AIM OF THE TASK
Change "[interactable]" to "[clickable]" everywhere it appears in the records below, leaving everything else as it is. Leave the pictures out of your answer.

[Data items]
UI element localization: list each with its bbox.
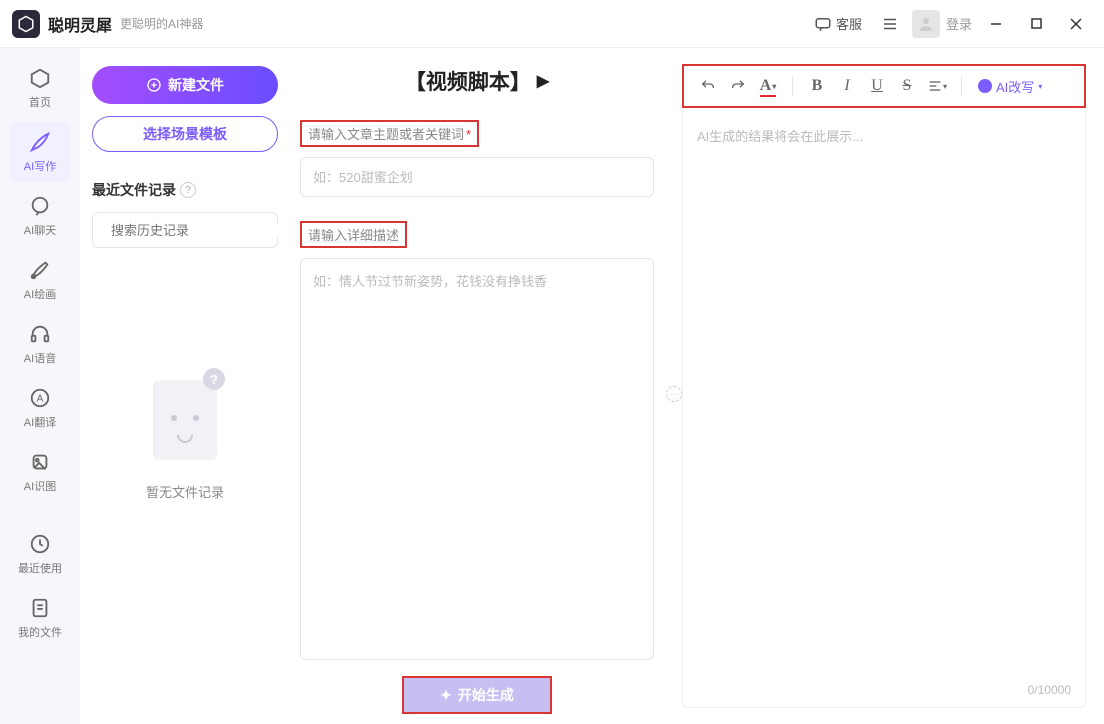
redo-icon <box>730 78 746 94</box>
main-container: 首页 AI写作 AI聊天 AI绘画 AI语音 A AI翻译 AI识图 <box>0 48 1104 724</box>
undo-button[interactable] <box>694 72 722 100</box>
minimize-icon <box>990 18 1002 30</box>
menu-button[interactable] <box>876 10 904 38</box>
help-icon[interactable]: ? <box>180 182 196 198</box>
user-icon <box>917 15 935 33</box>
window-minimize[interactable] <box>980 10 1012 38</box>
nav-ai-writing[interactable]: AI写作 <box>10 122 70 182</box>
choose-template-button[interactable]: 选择场景模板 <box>92 116 278 152</box>
history-icon <box>28 532 52 556</box>
search-box[interactable] <box>92 212 278 248</box>
window-maximize[interactable] <box>1020 10 1052 38</box>
output-placeholder: AI生成的结果将会在此展示... <box>697 129 863 144</box>
sparkle-icon: ✦ <box>440 687 452 704</box>
app-brand: 聪明灵犀 <box>48 12 112 36</box>
nav-ai-chat[interactable]: AI聊天 <box>10 186 70 246</box>
app-logo <box>12 10 40 38</box>
empty-state: ? 暂无文件记录 <box>92 368 278 501</box>
search-input[interactable] <box>111 223 287 238</box>
brush-icon <box>28 258 52 282</box>
resize-handle[interactable]: ⋯ <box>666 386 682 402</box>
translate-icon: A <box>28 386 52 410</box>
files-column: 新建文件 选择场景模板 最近文件记录 ? ? 暂无文件记录 <box>80 48 290 724</box>
nav-ai-voice[interactable]: AI语音 <box>10 314 70 374</box>
undo-icon <box>700 78 716 94</box>
empty-doc-icon: ? <box>145 368 225 468</box>
generate-button[interactable]: ✦ 开始生成 <box>402 676 552 714</box>
sidebar: 首页 AI写作 AI聊天 AI绘画 AI语音 A AI翻译 AI识图 <box>0 48 80 724</box>
detail-label: 请输入详细描述 <box>300 221 407 248</box>
topic-label: 请输入文章主题或者关键词* <box>300 120 479 147</box>
plus-circle-icon <box>146 77 162 93</box>
font-color-button[interactable]: A▾ <box>754 72 782 100</box>
login-text[interactable]: 登录 <box>946 14 972 33</box>
ai-dot-icon <box>978 79 992 93</box>
detail-textarea[interactable] <box>300 258 654 660</box>
customer-service-button[interactable]: 客服 <box>806 10 870 37</box>
hamburger-icon <box>881 15 899 33</box>
nav-ai-draw[interactable]: AI绘画 <box>10 250 70 310</box>
editor-toolbar: A▾ B I U S ▾ AI改写 ▾ <box>682 64 1086 108</box>
titlebar: 聪明灵犀 更聪明的AI神器 客服 登录 <box>0 0 1104 48</box>
strikethrough-button[interactable]: S <box>893 72 921 100</box>
history-header: 最近文件记录 ? <box>92 180 278 200</box>
char-counter: 0/10000 <box>1028 683 1071 697</box>
nav-myfiles[interactable]: 我的文件 <box>10 588 70 648</box>
bold-button[interactable]: B <box>803 72 831 100</box>
output-area[interactable]: AI生成的结果将会在此展示... 0/10000 <box>682 108 1086 708</box>
maximize-icon <box>1031 18 1042 29</box>
quill-icon <box>28 130 52 154</box>
redo-button[interactable] <box>724 72 752 100</box>
output-column: A▾ B I U S ▾ AI改写 ▾ AI生成的结果将会在此展示... 0/1… <box>674 48 1104 724</box>
new-file-button[interactable]: 新建文件 <box>92 66 278 104</box>
underline-button[interactable]: U <box>863 72 891 100</box>
app-tagline: 更聪明的AI神器 <box>120 15 203 32</box>
image-icon <box>28 450 52 474</box>
ai-rewrite-button[interactable]: AI改写 ▾ <box>972 77 1048 96</box>
italic-button[interactable]: I <box>833 72 861 100</box>
nav-ai-translate[interactable]: A AI翻译 <box>10 378 70 438</box>
close-icon <box>1070 18 1082 30</box>
window-close[interactable] <box>1060 10 1092 38</box>
nav-home[interactable]: 首页 <box>10 58 70 118</box>
input-column: 【视频脚本】 ▶ 请输入文章主题或者关键词* 请输入详细描述 ✦ 开始生成 ⋯ <box>290 48 674 724</box>
topic-input[interactable] <box>300 157 654 197</box>
file-icon <box>28 596 52 620</box>
align-icon <box>927 78 943 94</box>
align-button[interactable]: ▾ <box>923 72 951 100</box>
svg-text:A: A <box>37 394 44 405</box>
avatar-placeholder[interactable] <box>912 10 940 38</box>
nav-ai-image[interactable]: AI识图 <box>10 442 70 502</box>
home-icon <box>28 66 52 90</box>
page-title: 【视频脚本】 ▶ <box>300 66 654 96</box>
headphones-icon <box>28 322 52 346</box>
nav-recent[interactable]: 最近使用 <box>10 524 70 584</box>
play-icon[interactable]: ▶ <box>537 71 549 91</box>
chat-icon <box>28 194 52 218</box>
chat-icon <box>814 15 832 33</box>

ANSWER TO THIS EXERCISE
UI element localization: list each with its bbox.
redo-icon <box>730 78 746 94</box>
main-container: 首页 AI写作 AI聊天 AI绘画 AI语音 A AI翻译 AI识图 <box>0 48 1104 724</box>
undo-button[clickable] <box>694 72 722 100</box>
minimize-icon <box>990 18 1002 30</box>
menu-button[clickable] <box>876 10 904 38</box>
help-icon[clickable]: ? <box>180 182 196 198</box>
user-icon <box>917 15 935 33</box>
window-minimize[clickable] <box>980 10 1012 38</box>
nav-ai-writing[clickable]: AI写作 <box>10 122 70 182</box>
choose-template-button[clickable]: 选择场景模板 <box>92 116 278 152</box>
history-icon <box>28 532 52 556</box>
search-box[clickable] <box>92 212 278 248</box>
window-maximize[clickable] <box>1020 10 1052 38</box>
output-placeholder: AI生成的结果将会在此展示... <box>697 129 863 144</box>
sparkle-icon: ✦ <box>440 687 452 704</box>
app-brand: 聪明灵犀 <box>48 12 112 36</box>
nav-ai-chat[clickable]: AI聊天 <box>10 186 70 246</box>
app-logo <box>12 10 40 38</box>
empty-state: ? 暂无文件记录 <box>92 368 278 501</box>
search-input[clickable] <box>111 223 287 238</box>
brush-icon <box>28 258 52 282</box>
resize-handle[clickable]: ⋯ <box>666 386 682 402</box>
translate-icon: A <box>28 386 52 410</box>
files-column: 新建文件 选择场景模板 最近文件记录 ? ? 暂无文件记录 <box>80 48 290 724</box>
nav-ai-voice[clickable]: AI语音 <box>10 314 70 374</box>
undo-icon <box>700 78 716 94</box>
empty-doc-icon: ? <box>145 368 225 468</box>
generate-button[clickable]: ✦ 开始生成 <box>402 676 552 714</box>
sidebar: 首页 AI写作 AI聊天 AI绘画 AI语音 A AI翻译 AI识图 <box>0 48 80 724</box>
detail-label: 请输入详细描述 <box>300 221 407 248</box>
topic-label: 请输入文章主题或者关键词* <box>300 120 479 147</box>
plus-circle-icon <box>146 77 162 93</box>
font-color-button[clickable]: A▾ <box>754 72 782 100</box>
login-text[clickable]: 登录 <box>946 14 972 33</box>
ai-dot-icon <box>978 79 992 93</box>
detail-textarea[clickable] <box>300 258 654 660</box>
customer-service-button[clickable]: 客服 <box>806 10 870 37</box>
hamburger-icon <box>881 15 899 33</box>
nav-ai-draw[clickable]: AI绘画 <box>10 250 70 310</box>
editor-toolbar: A▾ B I U S ▾ AI改写 ▾ <box>682 64 1086 108</box>
titlebar: 聪明灵犀 更聪明的AI神器 客服 登录 <box>0 0 1104 48</box>
strikethrough-button[clickable]: S <box>893 72 921 100</box>
history-header: 最近文件记录 ? <box>92 180 278 200</box>
char-counter: 0/10000 <box>1028 683 1071 697</box>
nav-myfiles[clickable]: 我的文件 <box>10 588 70 648</box>
bold-button[clickable]: B <box>803 72 831 100</box>
output-area[clickable]: AI生成的结果将会在此展示... 0/10000 <box>682 108 1086 708</box>
maximize-icon <box>1031 18 1042 29</box>
quill-icon <box>28 130 52 154</box>
redo-button[clickable] <box>724 72 752 100</box>
output-column: A▾ B I U S ▾ AI改写 ▾ AI生成的结果将会在此展示... 0/1… <box>674 48 1104 724</box>
new-file-button[clickable]: 新建文件 <box>92 66 278 104</box>
underline-button[clickable]: U <box>863 72 891 100</box>
app-tagline: 更聪明的AI神器 <box>120 15 203 32</box>
image-icon <box>28 450 52 474</box>
ai-rewrite-button[clickable]: AI改写 ▾ <box>972 77 1048 96</box>
italic-button[clickable]: I <box>833 72 861 100</box>
nav-ai-translate[clickable]: A AI翻译 <box>10 378 70 438</box>
close-icon <box>1070 18 1082 30</box>
window-close[clickable] <box>1060 10 1092 38</box>
nav-home[clickable]: 首页 <box>10 58 70 118</box>
input-column: 【视频脚本】 ▶ 请输入文章主题或者关键词* 请输入详细描述 ✦ 开始生成 ⋯ <box>290 48 674 724</box>
topic-input[clickable] <box>300 157 654 197</box>
file-icon <box>28 596 52 620</box>
align-icon <box>927 78 943 94</box>
align-button[clickable]: ▾ <box>923 72 951 100</box>
svg-text:A: A <box>37 394 44 405</box>
avatar-placeholder[clickable] <box>912 10 940 38</box>
nav-ai-image[clickable]: AI识图 <box>10 442 70 502</box>
home-icon <box>28 66 52 90</box>
page-title: 【视频脚本】 ▶ <box>300 66 654 96</box>
headphones-icon <box>28 322 52 346</box>
nav-recent[clickable]: 最近使用 <box>10 524 70 584</box>
play-icon[clickable]: ▶ <box>537 71 549 91</box>
chat-icon <box>28 194 52 218</box>
chat-icon <box>814 15 832 33</box>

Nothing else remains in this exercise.